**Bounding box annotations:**
▼

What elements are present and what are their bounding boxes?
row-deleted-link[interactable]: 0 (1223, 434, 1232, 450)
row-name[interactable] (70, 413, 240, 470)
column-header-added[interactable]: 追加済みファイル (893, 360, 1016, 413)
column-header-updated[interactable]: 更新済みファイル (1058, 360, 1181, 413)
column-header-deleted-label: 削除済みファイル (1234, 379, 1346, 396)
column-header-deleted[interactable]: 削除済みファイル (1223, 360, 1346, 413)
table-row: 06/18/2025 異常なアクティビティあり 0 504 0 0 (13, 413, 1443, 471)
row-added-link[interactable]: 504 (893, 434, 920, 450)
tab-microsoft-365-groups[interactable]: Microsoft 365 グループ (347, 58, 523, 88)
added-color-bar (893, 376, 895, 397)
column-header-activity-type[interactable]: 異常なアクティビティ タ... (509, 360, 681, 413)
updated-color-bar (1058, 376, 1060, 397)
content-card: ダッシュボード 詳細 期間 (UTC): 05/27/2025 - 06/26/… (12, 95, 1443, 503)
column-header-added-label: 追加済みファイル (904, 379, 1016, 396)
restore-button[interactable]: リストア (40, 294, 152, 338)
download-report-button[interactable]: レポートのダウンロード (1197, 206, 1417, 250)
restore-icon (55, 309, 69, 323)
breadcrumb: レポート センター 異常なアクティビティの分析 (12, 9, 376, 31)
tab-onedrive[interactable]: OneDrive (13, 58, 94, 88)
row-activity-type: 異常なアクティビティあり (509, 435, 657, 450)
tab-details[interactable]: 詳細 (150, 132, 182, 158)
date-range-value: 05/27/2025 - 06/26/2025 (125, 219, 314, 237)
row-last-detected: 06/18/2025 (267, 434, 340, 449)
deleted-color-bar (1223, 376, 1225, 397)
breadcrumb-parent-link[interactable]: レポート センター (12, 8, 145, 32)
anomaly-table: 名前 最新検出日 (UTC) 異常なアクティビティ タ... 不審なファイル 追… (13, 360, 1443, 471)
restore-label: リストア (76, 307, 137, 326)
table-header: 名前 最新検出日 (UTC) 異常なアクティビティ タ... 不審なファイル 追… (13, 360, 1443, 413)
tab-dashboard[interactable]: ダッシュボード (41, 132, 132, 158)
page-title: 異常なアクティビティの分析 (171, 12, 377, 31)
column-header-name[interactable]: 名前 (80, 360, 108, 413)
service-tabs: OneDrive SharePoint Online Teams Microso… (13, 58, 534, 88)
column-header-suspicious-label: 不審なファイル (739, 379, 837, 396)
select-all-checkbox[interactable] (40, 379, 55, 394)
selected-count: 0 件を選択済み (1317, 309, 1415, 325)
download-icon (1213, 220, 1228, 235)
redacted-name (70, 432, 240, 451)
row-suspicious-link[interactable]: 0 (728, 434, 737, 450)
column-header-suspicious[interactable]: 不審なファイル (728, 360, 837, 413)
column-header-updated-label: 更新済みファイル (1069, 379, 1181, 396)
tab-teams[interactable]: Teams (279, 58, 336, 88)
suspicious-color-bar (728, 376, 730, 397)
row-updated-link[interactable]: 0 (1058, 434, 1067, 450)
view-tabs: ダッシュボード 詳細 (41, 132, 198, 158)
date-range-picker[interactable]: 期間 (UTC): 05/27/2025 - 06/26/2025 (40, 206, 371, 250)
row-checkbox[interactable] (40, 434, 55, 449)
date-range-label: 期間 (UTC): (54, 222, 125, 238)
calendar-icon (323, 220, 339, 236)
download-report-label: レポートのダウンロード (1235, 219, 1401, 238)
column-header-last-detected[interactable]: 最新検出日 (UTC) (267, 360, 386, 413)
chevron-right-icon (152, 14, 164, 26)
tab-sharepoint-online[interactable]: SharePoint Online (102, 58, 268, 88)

▲

**Task to carry out:**
Return the lines of the items from the very start through the line containing "select-all-checkbox[interactable] (40, 379, 55, 394)", with both ends included and every line reproduced character for character.

**Response to the task:**
What elements are present and what are their bounding boxes?
row-deleted-link[interactable]: 0 (1223, 434, 1232, 450)
row-name[interactable] (70, 413, 240, 470)
column-header-added[interactable]: 追加済みファイル (893, 360, 1016, 413)
column-header-updated[interactable]: 更新済みファイル (1058, 360, 1181, 413)
column-header-deleted-label: 削除済みファイル (1234, 379, 1346, 396)
column-header-deleted[interactable]: 削除済みファイル (1223, 360, 1346, 413)
table-row: 06/18/2025 異常なアクティビティあり 0 504 0 0 (13, 413, 1443, 471)
row-added-link[interactable]: 504 (893, 434, 920, 450)
tab-microsoft-365-groups[interactable]: Microsoft 365 グループ (347, 58, 523, 88)
added-color-bar (893, 376, 895, 397)
column-header-activity-type[interactable]: 異常なアクティビティ タ... (509, 360, 681, 413)
updated-color-bar (1058, 376, 1060, 397)
content-card: ダッシュボード 詳細 期間 (UTC): 05/27/2025 - 06/26/… (12, 95, 1443, 503)
column-header-added-label: 追加済みファイル (904, 379, 1016, 396)
restore-button[interactable]: リストア (40, 294, 152, 338)
download-report-button[interactable]: レポートのダウンロード (1197, 206, 1417, 250)
restore-icon (55, 309, 69, 323)
breadcrumb: レポート センター 異常なアクティビティの分析 (12, 9, 376, 31)
tab-onedrive[interactable]: OneDrive (13, 58, 94, 88)
row-activity-type: 異常なアクティビティあり (509, 435, 657, 450)
tab-details[interactable]: 詳細 (150, 132, 182, 158)
date-range-value: 05/27/2025 - 06/26/2025 (125, 219, 314, 237)
row-last-detected: 06/18/2025 (267, 434, 340, 449)
deleted-color-bar (1223, 376, 1225, 397)
breadcrumb-parent-link[interactable]: レポート センター (12, 8, 145, 32)
anomaly-table: 名前 最新検出日 (UTC) 異常なアクティビティ タ... 不審なファイル 追… (13, 360, 1443, 471)
restore-label: リストア (76, 307, 137, 326)
table-header: 名前 最新検出日 (UTC) 異常なアクティビティ タ... 不審なファイル 追… (13, 360, 1443, 413)
tab-dashboard[interactable]: ダッシュボード (41, 132, 132, 158)
page-title: 異常なアクティビティの分析 (171, 12, 377, 31)
column-header-name[interactable]: 名前 (80, 360, 108, 413)
service-tabs: OneDrive SharePoint Online Teams Microso… (13, 58, 534, 88)
column-header-suspicious-label: 不審なファイル (739, 379, 837, 396)
select-all-checkbox[interactable] (40, 379, 55, 394)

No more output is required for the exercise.